### Data supplied

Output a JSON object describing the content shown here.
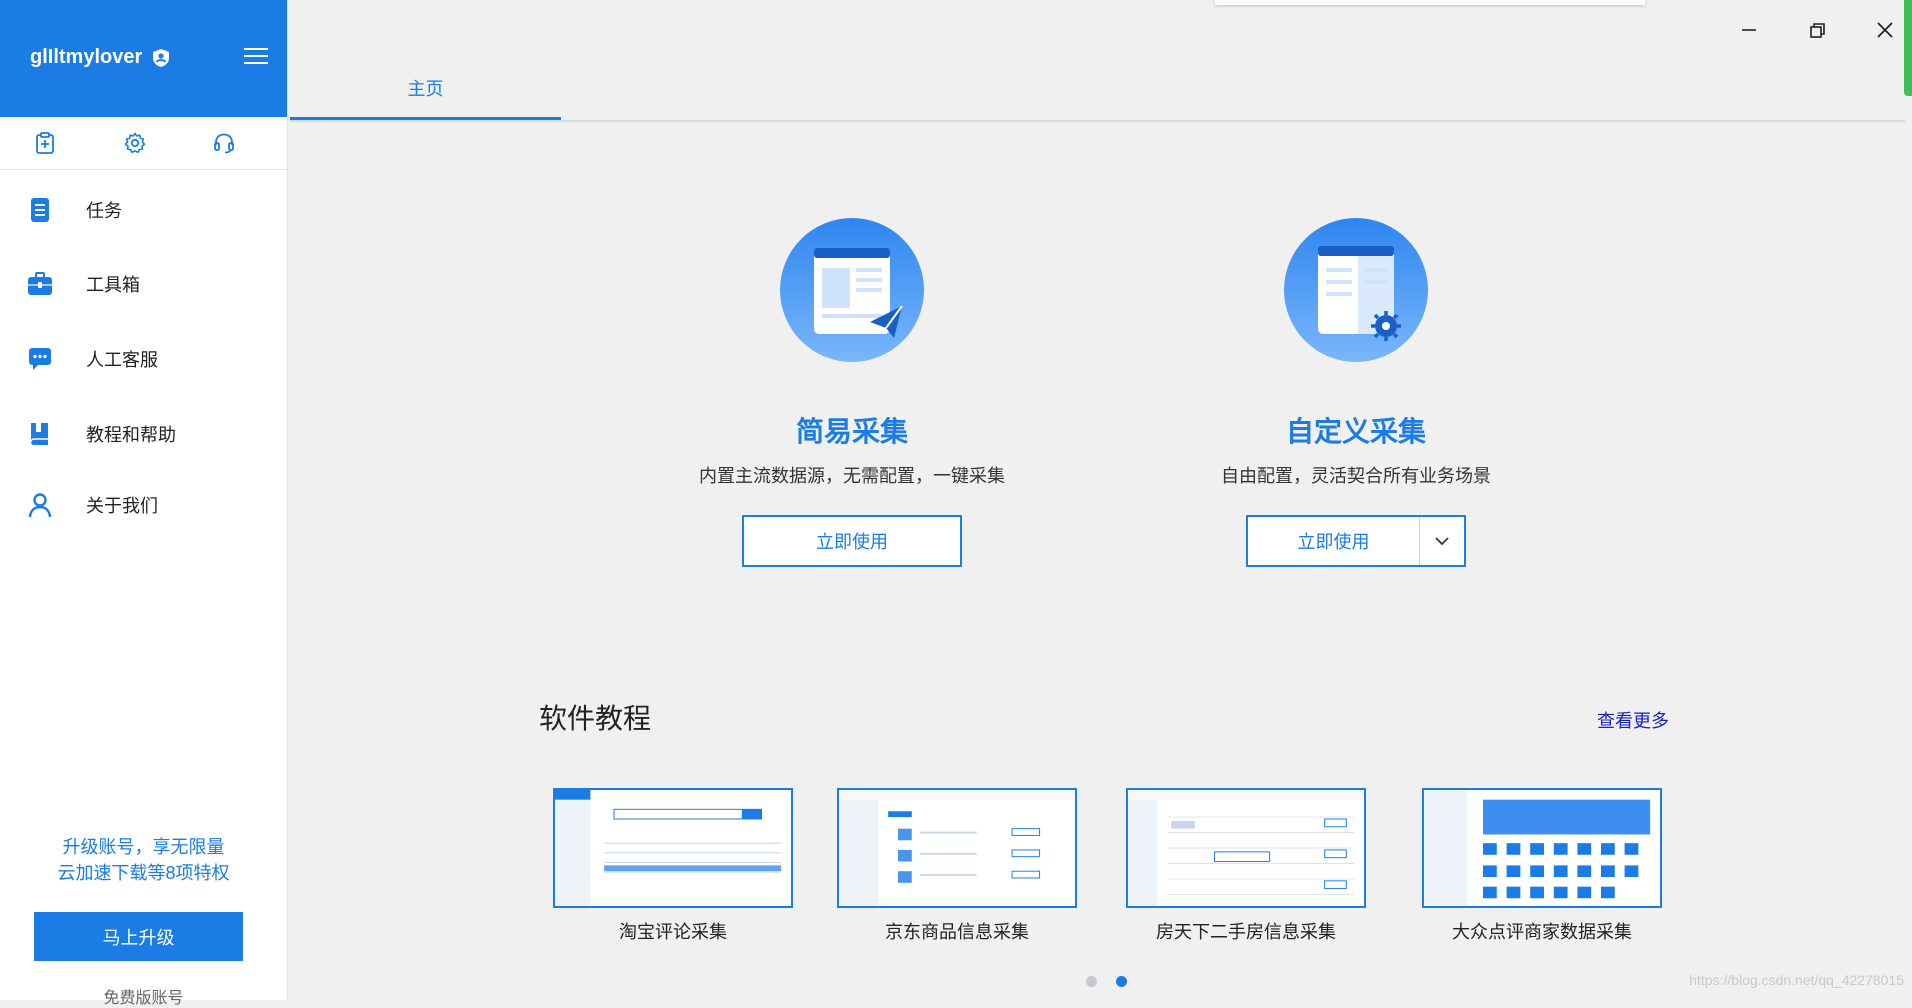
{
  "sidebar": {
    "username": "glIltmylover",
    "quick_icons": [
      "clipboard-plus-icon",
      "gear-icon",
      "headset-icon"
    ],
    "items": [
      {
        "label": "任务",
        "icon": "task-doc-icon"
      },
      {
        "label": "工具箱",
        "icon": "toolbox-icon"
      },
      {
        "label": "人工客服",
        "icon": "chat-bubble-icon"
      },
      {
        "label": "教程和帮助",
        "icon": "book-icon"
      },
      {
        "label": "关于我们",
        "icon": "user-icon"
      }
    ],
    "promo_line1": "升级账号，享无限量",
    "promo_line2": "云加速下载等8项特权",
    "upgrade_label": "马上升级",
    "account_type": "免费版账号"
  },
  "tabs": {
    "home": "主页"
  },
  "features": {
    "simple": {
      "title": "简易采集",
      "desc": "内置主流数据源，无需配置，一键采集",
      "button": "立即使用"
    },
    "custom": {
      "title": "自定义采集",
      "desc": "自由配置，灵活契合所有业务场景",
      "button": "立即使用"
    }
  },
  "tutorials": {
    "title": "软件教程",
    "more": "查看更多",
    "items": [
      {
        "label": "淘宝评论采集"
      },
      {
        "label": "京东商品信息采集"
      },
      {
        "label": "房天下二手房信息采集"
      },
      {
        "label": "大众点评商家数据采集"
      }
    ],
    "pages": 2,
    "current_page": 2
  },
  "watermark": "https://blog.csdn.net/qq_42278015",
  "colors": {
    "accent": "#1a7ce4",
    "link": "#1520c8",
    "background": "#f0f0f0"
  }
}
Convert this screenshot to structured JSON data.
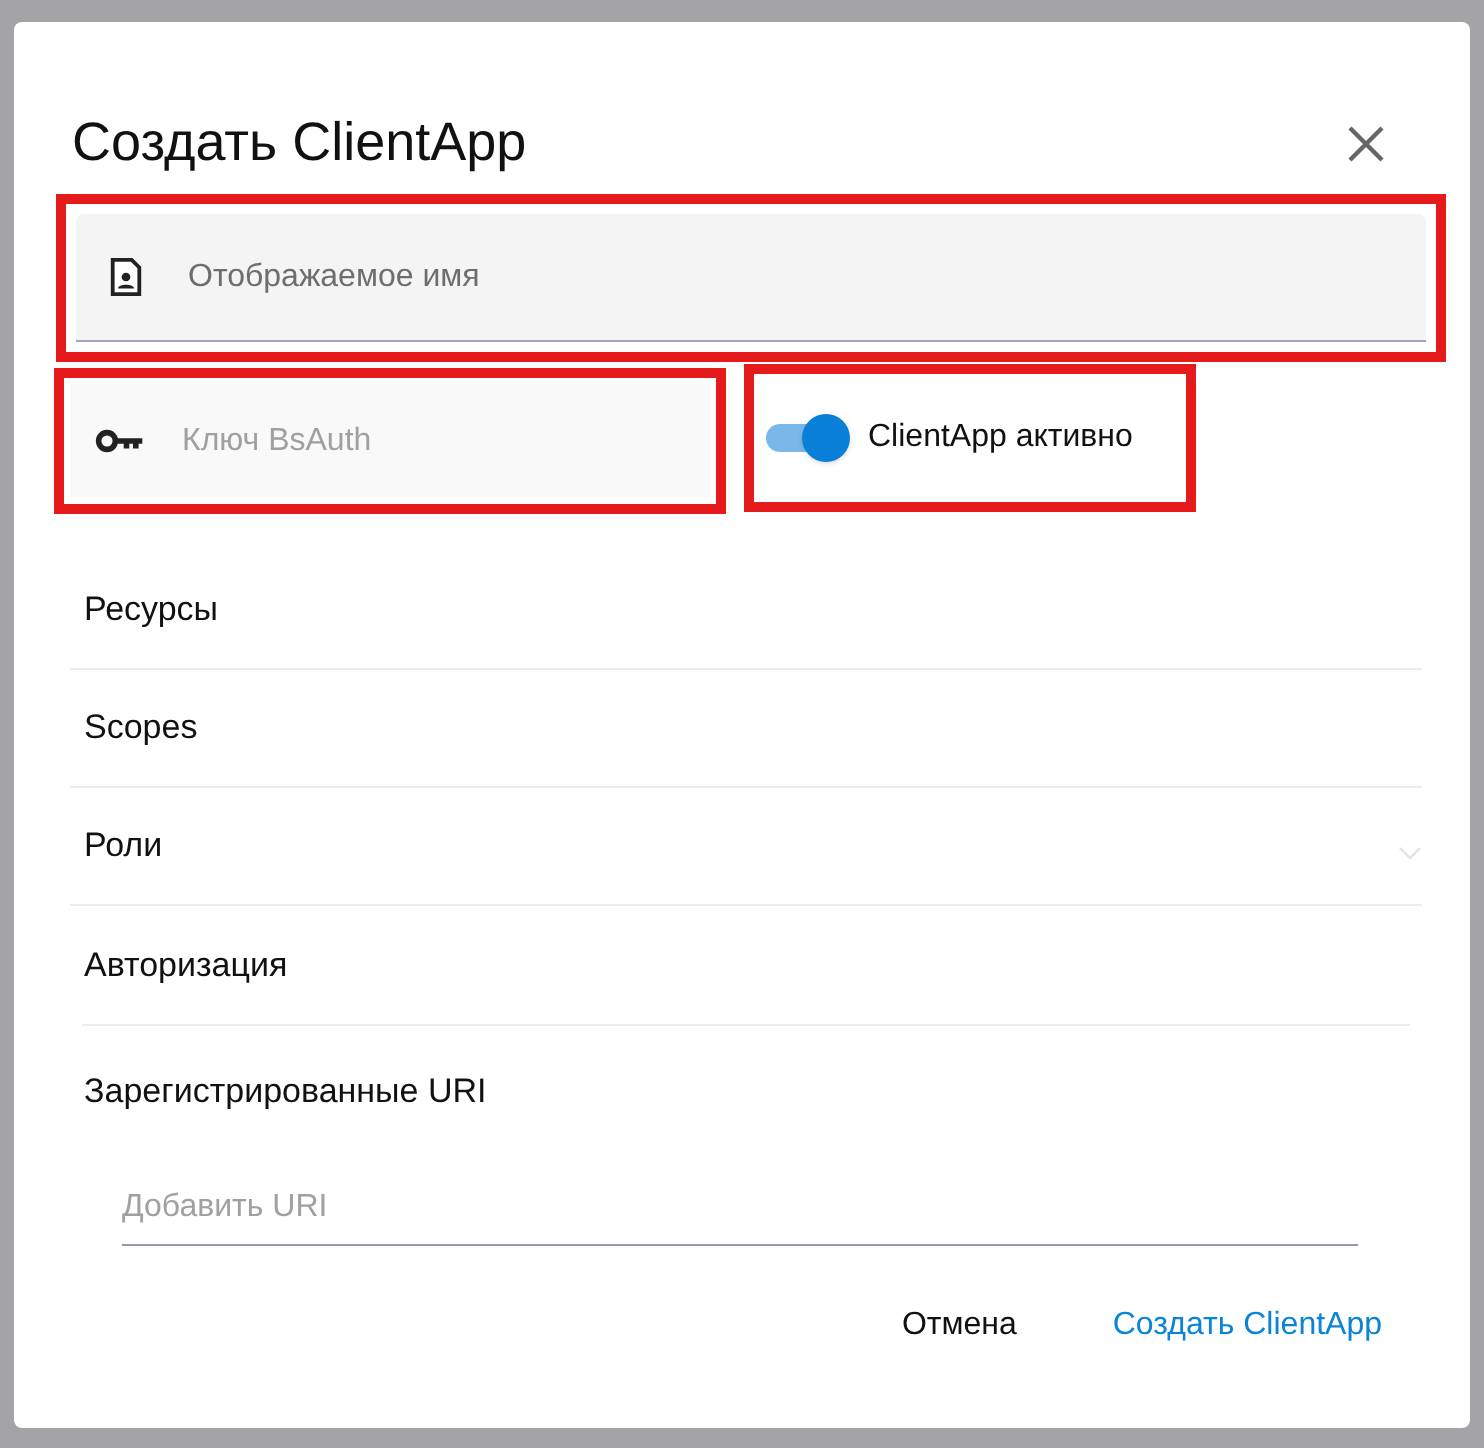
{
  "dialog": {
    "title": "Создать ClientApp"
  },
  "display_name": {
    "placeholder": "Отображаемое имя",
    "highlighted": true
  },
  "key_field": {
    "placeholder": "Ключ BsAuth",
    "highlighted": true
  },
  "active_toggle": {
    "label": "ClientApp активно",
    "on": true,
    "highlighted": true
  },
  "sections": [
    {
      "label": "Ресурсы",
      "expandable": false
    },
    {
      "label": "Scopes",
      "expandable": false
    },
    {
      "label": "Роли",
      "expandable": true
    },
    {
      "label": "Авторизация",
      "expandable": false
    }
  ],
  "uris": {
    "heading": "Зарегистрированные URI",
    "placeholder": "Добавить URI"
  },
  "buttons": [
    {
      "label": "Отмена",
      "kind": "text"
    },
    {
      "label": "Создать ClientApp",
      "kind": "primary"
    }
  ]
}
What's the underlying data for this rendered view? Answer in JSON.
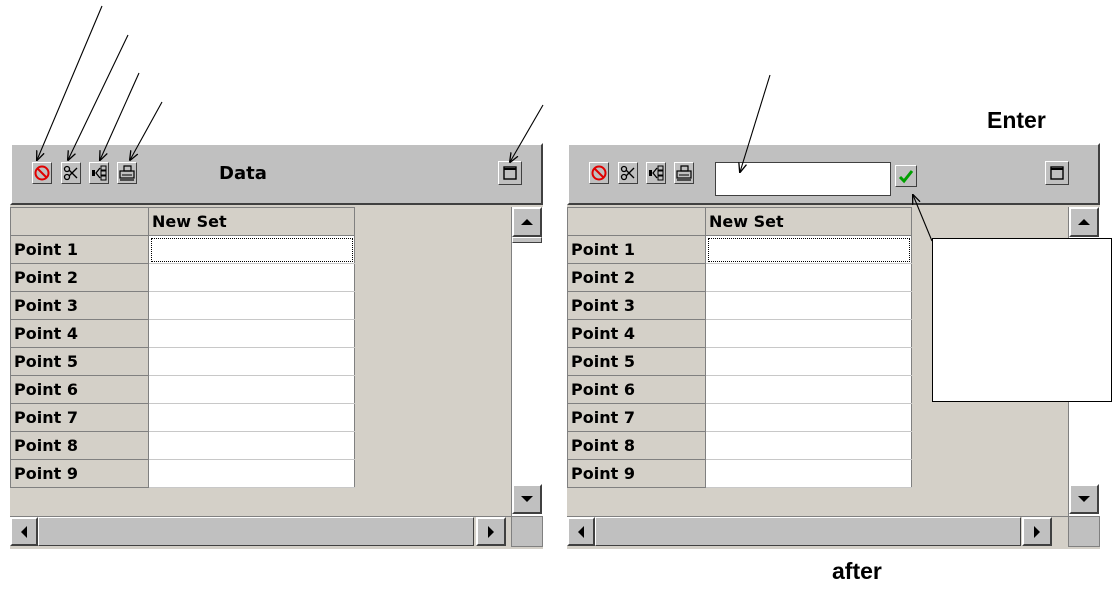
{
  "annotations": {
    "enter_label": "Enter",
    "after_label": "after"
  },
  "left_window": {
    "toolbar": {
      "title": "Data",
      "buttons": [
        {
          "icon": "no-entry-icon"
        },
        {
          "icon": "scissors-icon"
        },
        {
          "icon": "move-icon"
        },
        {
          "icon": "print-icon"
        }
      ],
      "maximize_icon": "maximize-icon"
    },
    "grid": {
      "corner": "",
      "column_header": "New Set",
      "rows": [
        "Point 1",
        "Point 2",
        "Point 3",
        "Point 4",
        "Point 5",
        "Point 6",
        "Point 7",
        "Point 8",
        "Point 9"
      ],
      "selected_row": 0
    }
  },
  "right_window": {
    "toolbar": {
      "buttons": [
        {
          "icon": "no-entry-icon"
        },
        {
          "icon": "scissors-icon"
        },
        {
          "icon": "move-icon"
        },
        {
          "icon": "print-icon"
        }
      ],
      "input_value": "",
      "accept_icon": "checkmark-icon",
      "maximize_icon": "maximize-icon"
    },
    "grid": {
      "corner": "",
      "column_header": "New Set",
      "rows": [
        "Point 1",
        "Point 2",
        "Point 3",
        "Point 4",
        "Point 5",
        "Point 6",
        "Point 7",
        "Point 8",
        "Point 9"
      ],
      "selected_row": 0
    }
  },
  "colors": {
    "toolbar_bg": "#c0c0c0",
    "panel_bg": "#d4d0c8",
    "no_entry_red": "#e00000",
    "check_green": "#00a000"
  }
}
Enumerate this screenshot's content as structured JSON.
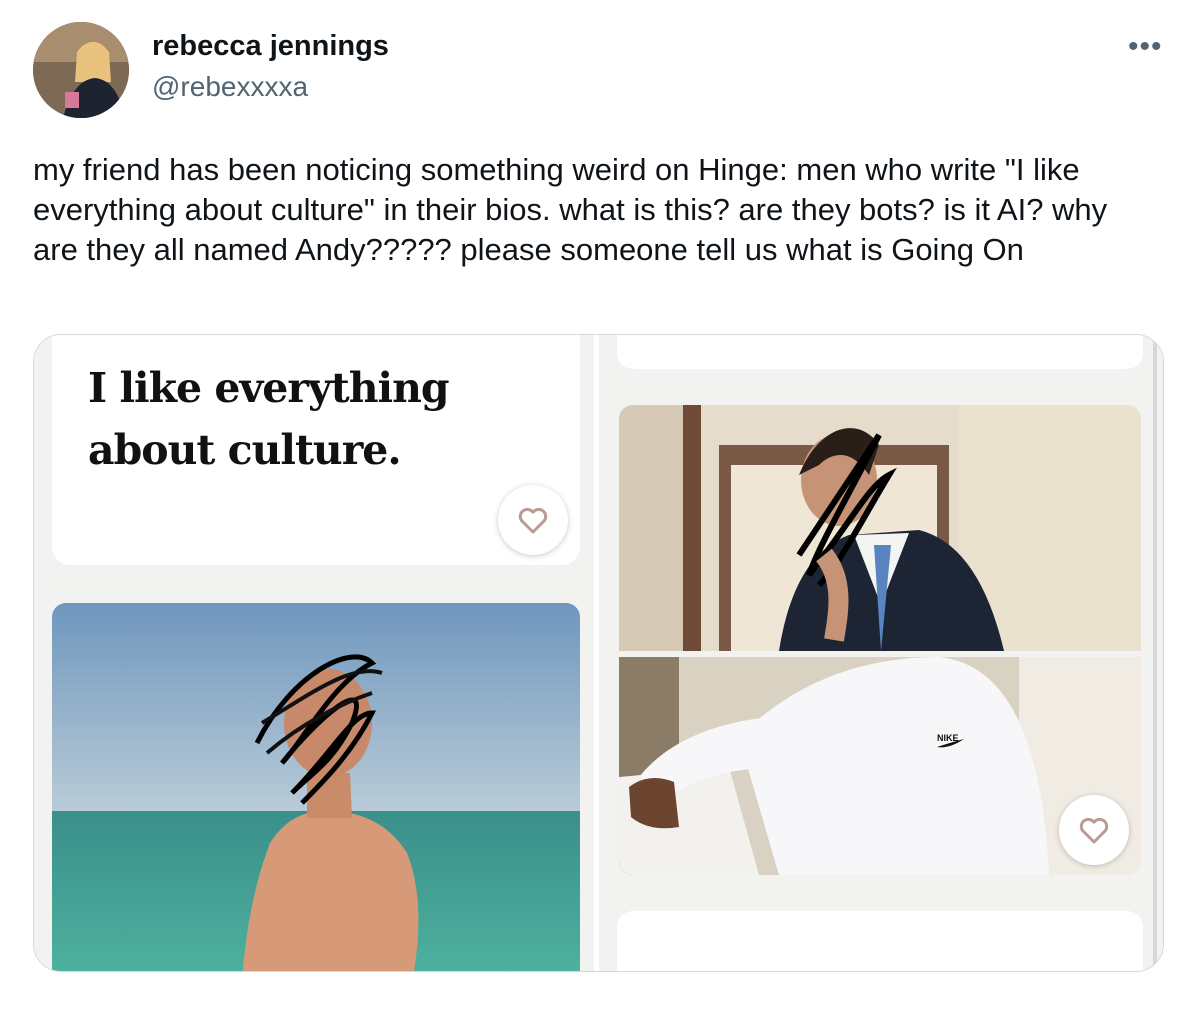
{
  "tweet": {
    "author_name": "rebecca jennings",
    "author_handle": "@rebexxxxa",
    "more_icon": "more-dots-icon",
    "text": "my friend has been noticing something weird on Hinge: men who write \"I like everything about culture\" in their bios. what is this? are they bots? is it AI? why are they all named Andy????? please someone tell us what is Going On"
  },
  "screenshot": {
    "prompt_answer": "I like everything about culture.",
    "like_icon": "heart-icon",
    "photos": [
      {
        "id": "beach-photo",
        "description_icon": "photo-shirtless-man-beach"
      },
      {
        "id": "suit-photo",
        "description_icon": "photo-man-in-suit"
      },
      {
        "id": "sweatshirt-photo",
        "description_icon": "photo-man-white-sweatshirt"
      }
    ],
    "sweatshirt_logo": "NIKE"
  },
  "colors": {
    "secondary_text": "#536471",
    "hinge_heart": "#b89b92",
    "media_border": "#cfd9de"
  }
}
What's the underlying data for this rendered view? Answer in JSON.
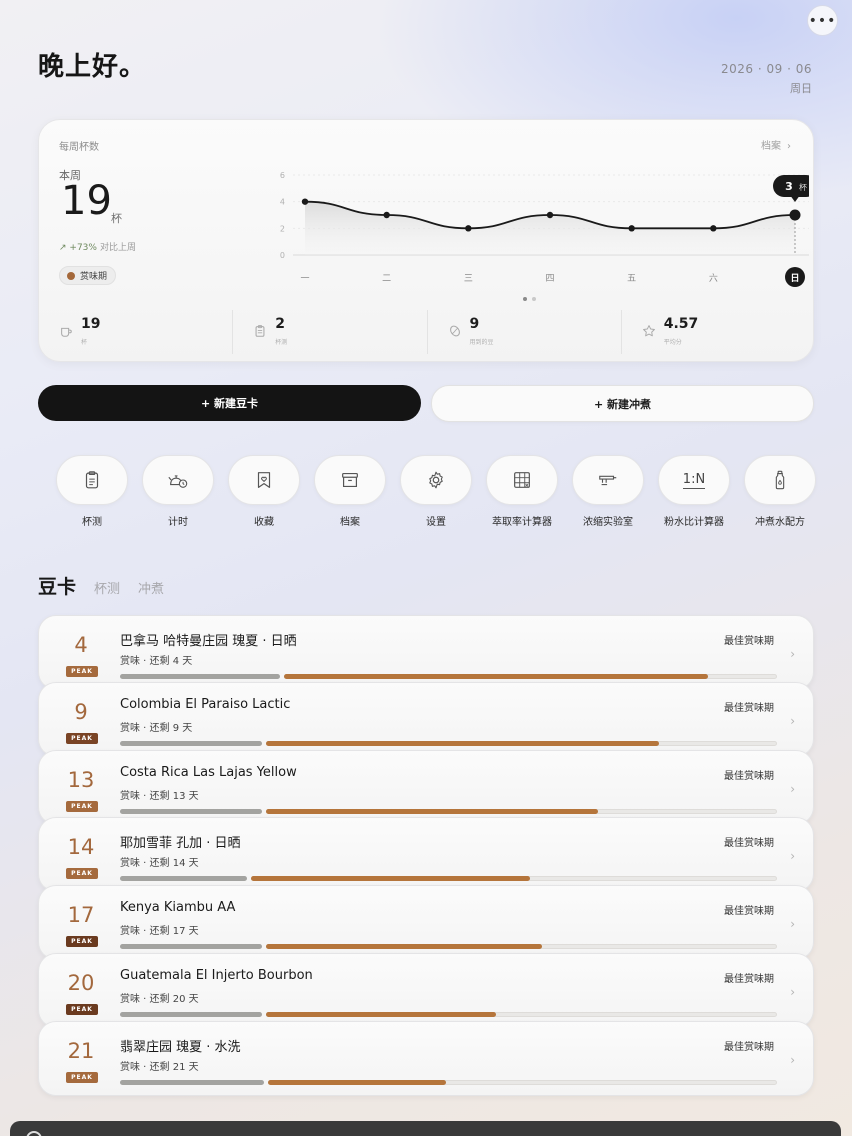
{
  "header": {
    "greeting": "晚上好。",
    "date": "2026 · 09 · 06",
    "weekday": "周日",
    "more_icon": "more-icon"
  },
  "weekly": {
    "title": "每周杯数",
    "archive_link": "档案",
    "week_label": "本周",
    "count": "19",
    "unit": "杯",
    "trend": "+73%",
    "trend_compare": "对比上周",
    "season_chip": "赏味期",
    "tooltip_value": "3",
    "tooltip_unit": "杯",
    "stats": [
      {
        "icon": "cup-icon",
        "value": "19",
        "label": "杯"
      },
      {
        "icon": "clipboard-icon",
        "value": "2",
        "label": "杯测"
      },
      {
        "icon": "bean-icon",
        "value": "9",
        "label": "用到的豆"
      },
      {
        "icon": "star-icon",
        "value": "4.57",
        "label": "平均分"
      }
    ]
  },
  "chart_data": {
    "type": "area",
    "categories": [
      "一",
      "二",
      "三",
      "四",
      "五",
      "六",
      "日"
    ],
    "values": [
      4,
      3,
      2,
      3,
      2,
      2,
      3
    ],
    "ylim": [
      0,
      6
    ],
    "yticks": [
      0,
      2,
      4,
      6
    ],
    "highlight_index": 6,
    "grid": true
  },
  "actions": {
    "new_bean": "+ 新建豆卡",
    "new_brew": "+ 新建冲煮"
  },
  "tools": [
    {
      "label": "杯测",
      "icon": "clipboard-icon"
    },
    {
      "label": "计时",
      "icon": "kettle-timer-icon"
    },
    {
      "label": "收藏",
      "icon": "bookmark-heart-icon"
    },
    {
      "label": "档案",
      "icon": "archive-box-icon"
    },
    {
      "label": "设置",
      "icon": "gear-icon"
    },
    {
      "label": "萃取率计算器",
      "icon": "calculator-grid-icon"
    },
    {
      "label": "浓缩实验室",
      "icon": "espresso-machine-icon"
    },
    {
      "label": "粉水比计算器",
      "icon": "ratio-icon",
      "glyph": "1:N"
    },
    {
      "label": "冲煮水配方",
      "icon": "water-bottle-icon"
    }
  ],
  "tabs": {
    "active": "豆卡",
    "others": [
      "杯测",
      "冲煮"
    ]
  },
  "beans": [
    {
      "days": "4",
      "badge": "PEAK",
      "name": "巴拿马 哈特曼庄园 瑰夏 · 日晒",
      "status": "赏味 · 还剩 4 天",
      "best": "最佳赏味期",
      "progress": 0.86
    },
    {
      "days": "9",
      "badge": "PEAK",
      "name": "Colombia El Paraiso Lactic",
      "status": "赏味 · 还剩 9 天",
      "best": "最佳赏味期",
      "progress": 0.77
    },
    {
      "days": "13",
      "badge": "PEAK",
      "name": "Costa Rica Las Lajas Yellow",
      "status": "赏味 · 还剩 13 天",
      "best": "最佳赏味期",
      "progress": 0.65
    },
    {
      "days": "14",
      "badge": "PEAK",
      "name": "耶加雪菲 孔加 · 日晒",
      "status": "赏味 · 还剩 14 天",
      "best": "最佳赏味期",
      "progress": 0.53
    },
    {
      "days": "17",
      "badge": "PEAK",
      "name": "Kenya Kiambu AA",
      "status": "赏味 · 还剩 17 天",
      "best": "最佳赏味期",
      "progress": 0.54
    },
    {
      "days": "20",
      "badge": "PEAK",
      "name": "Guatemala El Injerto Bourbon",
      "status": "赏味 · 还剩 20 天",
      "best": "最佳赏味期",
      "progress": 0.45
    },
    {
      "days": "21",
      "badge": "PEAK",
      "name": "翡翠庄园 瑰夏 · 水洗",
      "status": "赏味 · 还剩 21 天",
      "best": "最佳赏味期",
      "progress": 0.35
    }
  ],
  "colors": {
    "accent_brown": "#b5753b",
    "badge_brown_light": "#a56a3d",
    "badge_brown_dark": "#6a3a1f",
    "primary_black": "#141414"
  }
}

######

Written instruction: From the entries above, copy every line that holds the word "everything".

Problem solution:
    "text": "my friend has been noticing something weird on Hinge: men who write \"I like everything about culture\" in their bios. what is this? are they bots? is it AI? why are they all named Andy????? please someone tell us what is Going On"
    "prompt_answer": "I like everything about culture.",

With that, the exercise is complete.